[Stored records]
-- -- --

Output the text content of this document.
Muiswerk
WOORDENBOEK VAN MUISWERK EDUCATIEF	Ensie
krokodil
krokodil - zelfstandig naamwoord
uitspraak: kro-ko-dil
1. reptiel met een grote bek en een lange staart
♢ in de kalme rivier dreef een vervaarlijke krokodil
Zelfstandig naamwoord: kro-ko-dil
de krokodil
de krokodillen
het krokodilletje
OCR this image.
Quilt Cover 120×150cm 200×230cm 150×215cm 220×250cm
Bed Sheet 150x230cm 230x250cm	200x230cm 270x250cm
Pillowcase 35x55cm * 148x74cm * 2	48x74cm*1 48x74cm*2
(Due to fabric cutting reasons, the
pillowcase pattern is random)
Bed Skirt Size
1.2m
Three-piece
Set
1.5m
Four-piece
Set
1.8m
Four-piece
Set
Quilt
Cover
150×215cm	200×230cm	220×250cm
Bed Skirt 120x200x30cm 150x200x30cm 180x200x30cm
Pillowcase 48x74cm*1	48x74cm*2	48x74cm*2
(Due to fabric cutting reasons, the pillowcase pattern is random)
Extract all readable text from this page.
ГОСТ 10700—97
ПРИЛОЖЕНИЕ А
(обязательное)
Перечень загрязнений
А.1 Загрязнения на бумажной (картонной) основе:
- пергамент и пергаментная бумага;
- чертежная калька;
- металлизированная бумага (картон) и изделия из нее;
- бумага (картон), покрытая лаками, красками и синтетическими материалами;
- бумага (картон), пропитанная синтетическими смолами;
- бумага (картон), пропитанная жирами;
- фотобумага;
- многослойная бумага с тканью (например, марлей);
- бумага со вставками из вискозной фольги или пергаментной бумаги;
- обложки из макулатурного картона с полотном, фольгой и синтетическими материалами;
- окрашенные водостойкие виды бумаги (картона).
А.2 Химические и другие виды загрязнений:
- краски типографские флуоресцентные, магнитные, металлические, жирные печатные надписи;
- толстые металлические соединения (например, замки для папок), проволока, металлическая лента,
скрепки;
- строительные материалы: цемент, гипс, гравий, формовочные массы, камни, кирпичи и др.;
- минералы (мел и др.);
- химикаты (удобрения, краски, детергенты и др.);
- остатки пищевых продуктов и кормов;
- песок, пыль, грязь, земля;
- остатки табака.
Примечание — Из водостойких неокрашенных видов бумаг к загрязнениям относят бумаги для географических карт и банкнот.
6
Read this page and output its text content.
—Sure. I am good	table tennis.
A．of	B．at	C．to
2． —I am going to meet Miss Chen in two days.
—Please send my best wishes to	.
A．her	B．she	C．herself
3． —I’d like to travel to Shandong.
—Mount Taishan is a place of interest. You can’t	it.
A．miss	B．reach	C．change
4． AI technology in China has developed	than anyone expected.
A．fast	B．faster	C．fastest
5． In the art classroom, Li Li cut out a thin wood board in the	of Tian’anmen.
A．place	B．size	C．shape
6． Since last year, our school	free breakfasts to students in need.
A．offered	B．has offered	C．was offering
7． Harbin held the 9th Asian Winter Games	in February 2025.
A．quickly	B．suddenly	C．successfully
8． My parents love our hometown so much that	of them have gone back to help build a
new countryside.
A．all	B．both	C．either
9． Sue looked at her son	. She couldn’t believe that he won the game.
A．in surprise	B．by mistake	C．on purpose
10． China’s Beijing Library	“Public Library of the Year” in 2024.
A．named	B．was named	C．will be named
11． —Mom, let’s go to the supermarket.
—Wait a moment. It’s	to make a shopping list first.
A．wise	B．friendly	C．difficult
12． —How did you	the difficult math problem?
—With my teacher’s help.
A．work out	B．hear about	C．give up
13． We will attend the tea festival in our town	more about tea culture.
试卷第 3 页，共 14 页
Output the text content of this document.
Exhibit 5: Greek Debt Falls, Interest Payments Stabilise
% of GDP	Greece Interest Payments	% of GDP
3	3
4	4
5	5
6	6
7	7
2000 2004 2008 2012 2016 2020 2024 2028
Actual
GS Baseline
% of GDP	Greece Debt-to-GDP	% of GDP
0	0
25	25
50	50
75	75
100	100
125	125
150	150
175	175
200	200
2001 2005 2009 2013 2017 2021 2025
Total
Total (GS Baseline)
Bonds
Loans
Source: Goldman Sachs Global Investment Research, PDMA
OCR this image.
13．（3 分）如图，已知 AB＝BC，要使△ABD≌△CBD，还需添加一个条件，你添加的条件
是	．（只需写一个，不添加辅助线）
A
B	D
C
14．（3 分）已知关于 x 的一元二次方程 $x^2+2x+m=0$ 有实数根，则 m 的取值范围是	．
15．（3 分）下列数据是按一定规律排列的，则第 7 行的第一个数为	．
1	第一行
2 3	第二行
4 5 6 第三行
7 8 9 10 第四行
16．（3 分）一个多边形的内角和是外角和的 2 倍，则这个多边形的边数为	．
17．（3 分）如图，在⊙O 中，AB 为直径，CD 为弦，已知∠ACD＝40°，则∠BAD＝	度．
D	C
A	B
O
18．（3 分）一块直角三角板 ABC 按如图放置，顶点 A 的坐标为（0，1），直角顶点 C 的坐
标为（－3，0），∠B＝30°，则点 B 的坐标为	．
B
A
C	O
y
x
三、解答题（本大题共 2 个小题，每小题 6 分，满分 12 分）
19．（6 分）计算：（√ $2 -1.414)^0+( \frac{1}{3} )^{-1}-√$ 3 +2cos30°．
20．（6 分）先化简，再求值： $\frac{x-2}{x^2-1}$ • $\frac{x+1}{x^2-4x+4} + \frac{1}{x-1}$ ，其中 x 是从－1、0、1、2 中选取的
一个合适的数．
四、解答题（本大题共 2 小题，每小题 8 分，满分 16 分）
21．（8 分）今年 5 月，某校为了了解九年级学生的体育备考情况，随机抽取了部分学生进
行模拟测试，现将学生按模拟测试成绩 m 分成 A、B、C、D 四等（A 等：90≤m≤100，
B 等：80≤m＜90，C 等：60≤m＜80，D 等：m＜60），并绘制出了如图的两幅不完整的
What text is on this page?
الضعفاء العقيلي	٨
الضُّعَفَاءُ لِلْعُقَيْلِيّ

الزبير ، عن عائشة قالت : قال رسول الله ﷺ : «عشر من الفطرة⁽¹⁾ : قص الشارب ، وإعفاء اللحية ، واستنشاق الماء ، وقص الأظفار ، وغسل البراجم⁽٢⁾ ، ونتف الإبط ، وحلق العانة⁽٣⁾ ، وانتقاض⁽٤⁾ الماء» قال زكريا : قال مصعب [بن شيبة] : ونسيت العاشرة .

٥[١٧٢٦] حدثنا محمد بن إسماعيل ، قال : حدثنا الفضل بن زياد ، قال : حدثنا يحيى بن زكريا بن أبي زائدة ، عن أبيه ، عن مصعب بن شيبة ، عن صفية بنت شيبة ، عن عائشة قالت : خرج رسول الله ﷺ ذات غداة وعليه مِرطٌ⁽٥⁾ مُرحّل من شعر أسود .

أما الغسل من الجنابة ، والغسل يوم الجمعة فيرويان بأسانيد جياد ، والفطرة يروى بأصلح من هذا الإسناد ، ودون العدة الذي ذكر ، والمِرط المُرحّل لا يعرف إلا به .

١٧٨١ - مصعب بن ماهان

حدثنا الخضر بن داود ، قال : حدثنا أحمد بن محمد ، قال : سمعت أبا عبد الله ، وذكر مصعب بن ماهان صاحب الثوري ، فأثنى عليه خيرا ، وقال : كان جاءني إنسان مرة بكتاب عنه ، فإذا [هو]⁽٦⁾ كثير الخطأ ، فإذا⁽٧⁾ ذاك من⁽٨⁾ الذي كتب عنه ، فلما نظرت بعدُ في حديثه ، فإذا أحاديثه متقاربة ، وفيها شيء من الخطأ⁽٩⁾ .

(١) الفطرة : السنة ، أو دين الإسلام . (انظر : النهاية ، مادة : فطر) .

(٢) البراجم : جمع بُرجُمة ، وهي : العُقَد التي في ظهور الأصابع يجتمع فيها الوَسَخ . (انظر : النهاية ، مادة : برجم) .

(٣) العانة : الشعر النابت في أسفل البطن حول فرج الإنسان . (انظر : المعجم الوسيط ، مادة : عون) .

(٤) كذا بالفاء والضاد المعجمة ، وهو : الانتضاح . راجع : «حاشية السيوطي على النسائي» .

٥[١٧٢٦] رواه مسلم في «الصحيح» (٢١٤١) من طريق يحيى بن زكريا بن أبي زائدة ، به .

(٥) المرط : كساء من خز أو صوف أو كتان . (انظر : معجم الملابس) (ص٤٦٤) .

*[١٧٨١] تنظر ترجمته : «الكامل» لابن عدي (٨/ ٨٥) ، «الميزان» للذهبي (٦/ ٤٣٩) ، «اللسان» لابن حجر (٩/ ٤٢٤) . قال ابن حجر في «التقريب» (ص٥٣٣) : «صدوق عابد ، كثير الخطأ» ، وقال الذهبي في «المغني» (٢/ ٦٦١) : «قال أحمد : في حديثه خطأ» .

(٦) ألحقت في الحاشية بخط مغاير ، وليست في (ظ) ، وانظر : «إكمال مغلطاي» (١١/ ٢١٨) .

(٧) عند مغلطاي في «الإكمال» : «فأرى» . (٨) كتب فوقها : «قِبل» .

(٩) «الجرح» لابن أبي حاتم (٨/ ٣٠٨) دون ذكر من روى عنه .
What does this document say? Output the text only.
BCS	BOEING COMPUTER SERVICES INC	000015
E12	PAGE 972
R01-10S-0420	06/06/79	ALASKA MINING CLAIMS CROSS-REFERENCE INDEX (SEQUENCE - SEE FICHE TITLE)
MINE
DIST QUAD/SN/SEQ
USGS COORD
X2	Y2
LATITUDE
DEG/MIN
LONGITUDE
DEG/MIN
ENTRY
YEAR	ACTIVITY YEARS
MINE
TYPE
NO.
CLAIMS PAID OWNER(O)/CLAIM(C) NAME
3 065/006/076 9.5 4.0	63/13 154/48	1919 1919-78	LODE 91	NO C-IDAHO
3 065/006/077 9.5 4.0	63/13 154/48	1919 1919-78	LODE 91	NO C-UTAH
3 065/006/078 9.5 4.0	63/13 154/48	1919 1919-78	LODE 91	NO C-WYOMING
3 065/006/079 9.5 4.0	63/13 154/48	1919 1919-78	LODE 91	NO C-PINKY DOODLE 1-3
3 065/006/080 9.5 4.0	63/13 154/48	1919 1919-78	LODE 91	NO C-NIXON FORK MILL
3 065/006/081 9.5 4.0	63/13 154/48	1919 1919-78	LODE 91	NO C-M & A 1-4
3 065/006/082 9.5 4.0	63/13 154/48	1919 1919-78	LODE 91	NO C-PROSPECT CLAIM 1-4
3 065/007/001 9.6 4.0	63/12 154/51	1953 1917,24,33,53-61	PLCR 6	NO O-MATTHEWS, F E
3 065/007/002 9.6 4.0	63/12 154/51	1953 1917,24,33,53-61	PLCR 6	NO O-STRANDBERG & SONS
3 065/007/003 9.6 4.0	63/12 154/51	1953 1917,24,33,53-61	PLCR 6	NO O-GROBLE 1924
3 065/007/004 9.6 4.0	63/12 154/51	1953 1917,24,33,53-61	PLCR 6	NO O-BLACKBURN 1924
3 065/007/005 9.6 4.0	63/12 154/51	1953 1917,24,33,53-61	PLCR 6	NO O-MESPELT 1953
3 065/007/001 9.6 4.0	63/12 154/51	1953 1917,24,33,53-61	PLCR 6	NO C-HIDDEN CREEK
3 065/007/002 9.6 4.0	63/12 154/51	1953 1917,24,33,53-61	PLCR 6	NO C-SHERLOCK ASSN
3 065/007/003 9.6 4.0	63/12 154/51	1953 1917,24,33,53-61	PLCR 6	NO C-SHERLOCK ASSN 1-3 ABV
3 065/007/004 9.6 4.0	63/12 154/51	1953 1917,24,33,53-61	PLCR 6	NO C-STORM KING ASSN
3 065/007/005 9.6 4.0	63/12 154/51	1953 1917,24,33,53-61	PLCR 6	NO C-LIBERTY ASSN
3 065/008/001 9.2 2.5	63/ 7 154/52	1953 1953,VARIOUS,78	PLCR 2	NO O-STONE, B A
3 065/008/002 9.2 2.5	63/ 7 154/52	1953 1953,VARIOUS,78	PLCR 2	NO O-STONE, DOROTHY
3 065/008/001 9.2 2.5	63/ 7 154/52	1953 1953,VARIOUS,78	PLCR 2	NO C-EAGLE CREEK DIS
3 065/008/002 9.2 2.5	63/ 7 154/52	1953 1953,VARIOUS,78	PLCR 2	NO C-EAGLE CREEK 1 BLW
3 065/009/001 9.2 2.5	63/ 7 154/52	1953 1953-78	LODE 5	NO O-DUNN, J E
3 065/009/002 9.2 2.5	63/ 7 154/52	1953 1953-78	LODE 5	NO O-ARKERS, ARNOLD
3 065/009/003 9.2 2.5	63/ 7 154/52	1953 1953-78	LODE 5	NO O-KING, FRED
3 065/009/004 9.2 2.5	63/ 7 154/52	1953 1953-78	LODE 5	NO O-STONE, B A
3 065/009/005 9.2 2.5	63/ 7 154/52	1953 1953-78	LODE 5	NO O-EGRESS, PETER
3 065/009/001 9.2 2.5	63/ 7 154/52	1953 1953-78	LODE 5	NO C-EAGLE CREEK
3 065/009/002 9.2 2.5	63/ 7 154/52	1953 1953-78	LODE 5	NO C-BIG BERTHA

-- -- --

* _What is needed_: Scan the data above; copy every line where "place" appears.

* _Response below_:
—Mount Taishan is a place of interest. You can’t	it.
A．place	B．size	C．shape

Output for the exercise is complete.